::: STORED ROWS :::
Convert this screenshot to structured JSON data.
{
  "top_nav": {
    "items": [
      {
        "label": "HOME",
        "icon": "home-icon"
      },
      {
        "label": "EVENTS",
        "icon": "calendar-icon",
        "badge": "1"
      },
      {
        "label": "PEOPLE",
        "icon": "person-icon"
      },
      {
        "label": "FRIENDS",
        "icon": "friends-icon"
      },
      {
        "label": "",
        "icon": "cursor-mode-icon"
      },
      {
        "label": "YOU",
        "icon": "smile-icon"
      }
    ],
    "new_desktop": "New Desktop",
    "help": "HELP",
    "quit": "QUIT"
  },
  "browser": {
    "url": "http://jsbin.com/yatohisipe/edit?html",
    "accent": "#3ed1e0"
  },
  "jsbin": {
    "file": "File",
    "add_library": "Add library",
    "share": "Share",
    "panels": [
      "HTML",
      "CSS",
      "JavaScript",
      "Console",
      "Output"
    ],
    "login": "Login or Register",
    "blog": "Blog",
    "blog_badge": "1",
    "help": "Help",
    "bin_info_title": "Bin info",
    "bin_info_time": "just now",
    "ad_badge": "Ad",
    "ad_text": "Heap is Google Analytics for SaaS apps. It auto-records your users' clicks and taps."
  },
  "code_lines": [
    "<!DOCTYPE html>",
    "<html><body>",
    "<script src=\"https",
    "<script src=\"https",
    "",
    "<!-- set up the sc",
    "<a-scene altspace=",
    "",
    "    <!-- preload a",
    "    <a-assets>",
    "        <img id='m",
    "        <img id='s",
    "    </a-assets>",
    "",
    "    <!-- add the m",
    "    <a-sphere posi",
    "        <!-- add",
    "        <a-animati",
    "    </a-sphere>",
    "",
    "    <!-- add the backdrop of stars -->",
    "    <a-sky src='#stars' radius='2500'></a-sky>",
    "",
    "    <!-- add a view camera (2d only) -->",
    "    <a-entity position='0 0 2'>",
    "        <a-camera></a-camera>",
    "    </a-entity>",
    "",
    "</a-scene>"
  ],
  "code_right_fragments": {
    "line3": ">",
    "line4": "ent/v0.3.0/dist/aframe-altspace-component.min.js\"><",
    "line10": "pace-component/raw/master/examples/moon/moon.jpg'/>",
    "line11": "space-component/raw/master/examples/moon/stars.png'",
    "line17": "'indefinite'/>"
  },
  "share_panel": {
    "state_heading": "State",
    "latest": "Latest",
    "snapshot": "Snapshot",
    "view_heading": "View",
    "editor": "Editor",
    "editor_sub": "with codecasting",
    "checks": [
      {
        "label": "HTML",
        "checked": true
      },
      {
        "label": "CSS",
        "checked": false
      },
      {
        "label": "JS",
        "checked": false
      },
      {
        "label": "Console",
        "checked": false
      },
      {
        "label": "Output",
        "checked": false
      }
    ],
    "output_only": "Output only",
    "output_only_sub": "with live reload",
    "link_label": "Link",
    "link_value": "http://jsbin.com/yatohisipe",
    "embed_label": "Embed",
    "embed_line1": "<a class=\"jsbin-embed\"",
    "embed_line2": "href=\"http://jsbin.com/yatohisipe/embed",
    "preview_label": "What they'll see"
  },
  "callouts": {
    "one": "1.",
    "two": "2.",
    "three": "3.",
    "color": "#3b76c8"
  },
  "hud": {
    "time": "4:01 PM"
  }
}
:::
Using the entries above, return each line that includes the word "master".

RESPONSE FOR THIS EXERCISE:
    "line10": "pace-component/raw/master/examples/moon/moon.jpg'/>",
    "line11": "space-component/raw/master/examples/moon/stars.png'",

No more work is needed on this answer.